● Records that describe figures
____________________

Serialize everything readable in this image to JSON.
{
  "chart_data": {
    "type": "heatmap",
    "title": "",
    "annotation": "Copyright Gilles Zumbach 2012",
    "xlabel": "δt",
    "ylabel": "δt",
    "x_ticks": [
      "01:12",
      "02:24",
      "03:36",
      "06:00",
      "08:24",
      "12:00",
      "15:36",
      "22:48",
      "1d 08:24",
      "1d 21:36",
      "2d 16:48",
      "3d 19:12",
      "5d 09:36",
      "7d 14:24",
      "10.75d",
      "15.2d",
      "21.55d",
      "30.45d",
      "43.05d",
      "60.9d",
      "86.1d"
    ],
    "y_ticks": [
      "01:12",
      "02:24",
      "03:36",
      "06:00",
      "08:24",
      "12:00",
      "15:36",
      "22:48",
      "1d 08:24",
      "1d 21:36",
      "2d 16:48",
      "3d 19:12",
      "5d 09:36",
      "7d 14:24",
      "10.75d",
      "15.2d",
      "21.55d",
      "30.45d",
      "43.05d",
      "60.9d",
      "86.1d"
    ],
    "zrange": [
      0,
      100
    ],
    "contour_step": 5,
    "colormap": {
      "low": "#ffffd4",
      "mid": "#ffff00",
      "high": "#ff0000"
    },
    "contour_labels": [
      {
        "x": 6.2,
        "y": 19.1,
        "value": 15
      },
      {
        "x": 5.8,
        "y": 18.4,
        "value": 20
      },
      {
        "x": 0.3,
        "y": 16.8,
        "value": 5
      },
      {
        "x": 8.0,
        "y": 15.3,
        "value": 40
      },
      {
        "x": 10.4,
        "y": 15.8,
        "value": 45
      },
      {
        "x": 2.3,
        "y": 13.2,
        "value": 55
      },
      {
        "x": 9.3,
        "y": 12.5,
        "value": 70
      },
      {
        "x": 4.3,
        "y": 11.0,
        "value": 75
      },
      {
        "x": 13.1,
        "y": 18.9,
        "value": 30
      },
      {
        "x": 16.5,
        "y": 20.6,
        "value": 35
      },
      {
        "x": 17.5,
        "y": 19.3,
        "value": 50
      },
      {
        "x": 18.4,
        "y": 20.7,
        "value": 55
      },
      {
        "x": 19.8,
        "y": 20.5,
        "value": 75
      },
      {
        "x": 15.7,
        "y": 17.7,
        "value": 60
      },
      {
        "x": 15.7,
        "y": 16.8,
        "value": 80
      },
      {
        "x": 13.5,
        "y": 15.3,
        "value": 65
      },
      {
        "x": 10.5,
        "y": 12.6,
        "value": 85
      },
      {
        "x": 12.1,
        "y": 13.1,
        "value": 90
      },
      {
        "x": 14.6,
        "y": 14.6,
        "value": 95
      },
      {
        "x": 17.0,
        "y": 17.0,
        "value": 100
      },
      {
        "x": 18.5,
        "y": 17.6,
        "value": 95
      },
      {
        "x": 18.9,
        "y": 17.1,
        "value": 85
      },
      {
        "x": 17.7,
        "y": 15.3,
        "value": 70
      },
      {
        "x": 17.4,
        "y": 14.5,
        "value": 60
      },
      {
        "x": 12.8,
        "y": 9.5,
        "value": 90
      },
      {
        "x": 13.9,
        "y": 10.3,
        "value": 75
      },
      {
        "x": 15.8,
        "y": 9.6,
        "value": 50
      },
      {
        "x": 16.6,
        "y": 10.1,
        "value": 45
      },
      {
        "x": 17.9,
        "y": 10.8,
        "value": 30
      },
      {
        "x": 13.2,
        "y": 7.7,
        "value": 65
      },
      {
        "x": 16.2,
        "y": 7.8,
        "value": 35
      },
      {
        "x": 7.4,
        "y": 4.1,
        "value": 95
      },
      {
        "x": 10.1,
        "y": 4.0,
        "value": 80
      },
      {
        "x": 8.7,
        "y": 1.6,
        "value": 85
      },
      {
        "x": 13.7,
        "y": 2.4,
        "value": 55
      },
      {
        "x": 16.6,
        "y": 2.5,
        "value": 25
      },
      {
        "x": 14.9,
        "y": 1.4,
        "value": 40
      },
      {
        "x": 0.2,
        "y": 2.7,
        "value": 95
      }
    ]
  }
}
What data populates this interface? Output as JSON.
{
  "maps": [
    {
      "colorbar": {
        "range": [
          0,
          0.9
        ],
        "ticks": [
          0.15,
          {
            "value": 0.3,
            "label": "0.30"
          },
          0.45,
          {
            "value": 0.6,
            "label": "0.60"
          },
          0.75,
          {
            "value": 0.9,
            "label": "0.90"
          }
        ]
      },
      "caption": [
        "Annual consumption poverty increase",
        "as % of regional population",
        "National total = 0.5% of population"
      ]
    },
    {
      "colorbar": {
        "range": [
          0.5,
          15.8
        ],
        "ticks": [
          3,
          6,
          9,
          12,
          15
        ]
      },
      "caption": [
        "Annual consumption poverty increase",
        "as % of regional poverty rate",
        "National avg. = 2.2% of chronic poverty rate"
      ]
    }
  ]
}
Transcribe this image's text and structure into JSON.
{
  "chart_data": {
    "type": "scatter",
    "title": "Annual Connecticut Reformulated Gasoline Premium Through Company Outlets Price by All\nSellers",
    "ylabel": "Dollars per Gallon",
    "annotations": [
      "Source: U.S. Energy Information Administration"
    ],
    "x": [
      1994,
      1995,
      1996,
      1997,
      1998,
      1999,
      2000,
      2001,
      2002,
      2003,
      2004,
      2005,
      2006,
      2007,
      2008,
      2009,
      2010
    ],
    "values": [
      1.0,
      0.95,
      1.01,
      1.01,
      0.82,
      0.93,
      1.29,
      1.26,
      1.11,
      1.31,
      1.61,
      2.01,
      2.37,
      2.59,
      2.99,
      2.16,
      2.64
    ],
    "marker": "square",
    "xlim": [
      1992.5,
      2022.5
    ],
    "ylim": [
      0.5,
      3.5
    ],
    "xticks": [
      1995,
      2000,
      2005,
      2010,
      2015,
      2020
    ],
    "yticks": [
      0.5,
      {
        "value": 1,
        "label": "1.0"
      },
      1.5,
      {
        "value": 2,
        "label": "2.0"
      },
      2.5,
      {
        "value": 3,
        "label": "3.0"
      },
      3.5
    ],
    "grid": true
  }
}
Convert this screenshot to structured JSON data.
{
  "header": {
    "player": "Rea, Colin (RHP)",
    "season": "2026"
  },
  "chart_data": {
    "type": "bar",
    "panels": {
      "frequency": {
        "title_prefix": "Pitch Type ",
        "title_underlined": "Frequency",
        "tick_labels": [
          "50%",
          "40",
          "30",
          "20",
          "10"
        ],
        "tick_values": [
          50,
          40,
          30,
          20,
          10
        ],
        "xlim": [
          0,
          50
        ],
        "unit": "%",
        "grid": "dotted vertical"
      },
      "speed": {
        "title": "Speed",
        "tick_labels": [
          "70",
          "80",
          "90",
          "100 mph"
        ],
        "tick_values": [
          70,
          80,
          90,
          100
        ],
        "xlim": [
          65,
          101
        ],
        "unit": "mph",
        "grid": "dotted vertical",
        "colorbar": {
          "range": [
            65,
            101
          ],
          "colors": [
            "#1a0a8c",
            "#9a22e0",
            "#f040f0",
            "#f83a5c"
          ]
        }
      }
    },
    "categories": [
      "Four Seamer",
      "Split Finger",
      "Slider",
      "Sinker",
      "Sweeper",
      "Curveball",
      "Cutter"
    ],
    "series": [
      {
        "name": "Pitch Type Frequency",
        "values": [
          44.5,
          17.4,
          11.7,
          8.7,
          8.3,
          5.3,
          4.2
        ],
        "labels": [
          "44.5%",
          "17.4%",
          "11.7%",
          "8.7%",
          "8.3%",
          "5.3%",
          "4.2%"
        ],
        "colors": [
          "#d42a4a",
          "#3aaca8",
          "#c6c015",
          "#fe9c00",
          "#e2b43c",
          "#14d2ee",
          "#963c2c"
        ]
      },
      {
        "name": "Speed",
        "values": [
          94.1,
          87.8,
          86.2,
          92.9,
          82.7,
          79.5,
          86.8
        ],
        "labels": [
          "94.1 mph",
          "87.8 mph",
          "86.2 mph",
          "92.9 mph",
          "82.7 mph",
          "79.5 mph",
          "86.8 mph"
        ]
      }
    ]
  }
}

____________________

● Problem requirements
Look through the records above and report how many lines hold the word "population", giving only the number.

● Solution for this exercise
2